Goal:
In the listing below, find every line containing "start" and copy it out.

Dataset records:
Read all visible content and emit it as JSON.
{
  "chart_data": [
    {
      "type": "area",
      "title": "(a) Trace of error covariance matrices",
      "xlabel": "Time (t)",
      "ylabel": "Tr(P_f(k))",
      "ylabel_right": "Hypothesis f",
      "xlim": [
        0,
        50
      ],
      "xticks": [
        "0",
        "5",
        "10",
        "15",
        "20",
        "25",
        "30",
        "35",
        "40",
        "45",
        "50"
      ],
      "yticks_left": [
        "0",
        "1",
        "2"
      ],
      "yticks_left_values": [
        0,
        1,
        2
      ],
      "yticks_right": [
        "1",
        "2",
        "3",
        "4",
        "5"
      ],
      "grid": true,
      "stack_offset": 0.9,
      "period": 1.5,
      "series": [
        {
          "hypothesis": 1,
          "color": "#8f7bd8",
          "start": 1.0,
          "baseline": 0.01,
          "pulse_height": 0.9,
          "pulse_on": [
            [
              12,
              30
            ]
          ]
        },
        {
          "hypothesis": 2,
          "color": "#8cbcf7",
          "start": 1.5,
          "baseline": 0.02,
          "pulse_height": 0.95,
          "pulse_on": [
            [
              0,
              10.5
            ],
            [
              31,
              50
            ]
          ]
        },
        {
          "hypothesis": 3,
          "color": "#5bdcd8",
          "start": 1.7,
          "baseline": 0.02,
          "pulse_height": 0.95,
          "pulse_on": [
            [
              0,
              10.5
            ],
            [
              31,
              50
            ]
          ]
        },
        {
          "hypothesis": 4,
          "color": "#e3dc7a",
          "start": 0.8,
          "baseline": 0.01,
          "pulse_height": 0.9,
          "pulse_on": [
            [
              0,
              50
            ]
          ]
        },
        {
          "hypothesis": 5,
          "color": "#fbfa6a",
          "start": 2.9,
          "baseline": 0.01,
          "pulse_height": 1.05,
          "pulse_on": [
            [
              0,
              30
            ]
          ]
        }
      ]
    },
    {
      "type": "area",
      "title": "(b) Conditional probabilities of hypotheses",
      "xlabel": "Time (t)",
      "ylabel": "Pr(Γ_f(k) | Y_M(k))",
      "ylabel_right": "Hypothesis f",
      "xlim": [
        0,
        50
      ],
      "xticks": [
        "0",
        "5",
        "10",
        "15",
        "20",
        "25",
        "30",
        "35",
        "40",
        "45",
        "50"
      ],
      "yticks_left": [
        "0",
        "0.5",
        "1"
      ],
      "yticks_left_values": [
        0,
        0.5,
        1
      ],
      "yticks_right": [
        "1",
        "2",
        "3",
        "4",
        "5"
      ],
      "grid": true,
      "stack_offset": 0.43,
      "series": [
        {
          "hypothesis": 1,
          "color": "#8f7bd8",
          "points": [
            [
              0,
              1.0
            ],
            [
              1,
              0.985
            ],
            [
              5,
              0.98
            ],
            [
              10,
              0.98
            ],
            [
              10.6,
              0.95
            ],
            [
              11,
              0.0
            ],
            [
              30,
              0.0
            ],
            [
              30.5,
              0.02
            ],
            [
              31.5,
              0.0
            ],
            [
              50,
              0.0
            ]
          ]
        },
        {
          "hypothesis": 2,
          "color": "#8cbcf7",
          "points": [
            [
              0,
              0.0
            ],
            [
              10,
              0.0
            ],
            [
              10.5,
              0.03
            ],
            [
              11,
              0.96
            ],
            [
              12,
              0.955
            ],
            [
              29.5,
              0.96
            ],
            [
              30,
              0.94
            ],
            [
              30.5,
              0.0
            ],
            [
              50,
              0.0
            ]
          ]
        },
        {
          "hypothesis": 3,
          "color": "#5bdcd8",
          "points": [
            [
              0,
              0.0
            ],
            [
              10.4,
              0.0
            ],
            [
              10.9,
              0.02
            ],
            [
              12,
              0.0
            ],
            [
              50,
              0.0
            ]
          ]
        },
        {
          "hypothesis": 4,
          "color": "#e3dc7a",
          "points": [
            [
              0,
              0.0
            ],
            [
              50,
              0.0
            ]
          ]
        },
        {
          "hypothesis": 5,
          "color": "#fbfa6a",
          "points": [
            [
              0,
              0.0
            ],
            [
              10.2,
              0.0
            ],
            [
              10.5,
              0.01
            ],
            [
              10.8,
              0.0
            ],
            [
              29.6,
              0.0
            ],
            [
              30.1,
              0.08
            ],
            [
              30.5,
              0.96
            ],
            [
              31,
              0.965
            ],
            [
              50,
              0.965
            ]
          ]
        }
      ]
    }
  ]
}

Response for this exercise:
          "start": 1.0,
          "start": 1.5,
          "start": 1.7,
          "start": 0.8,
          "start": 2.9,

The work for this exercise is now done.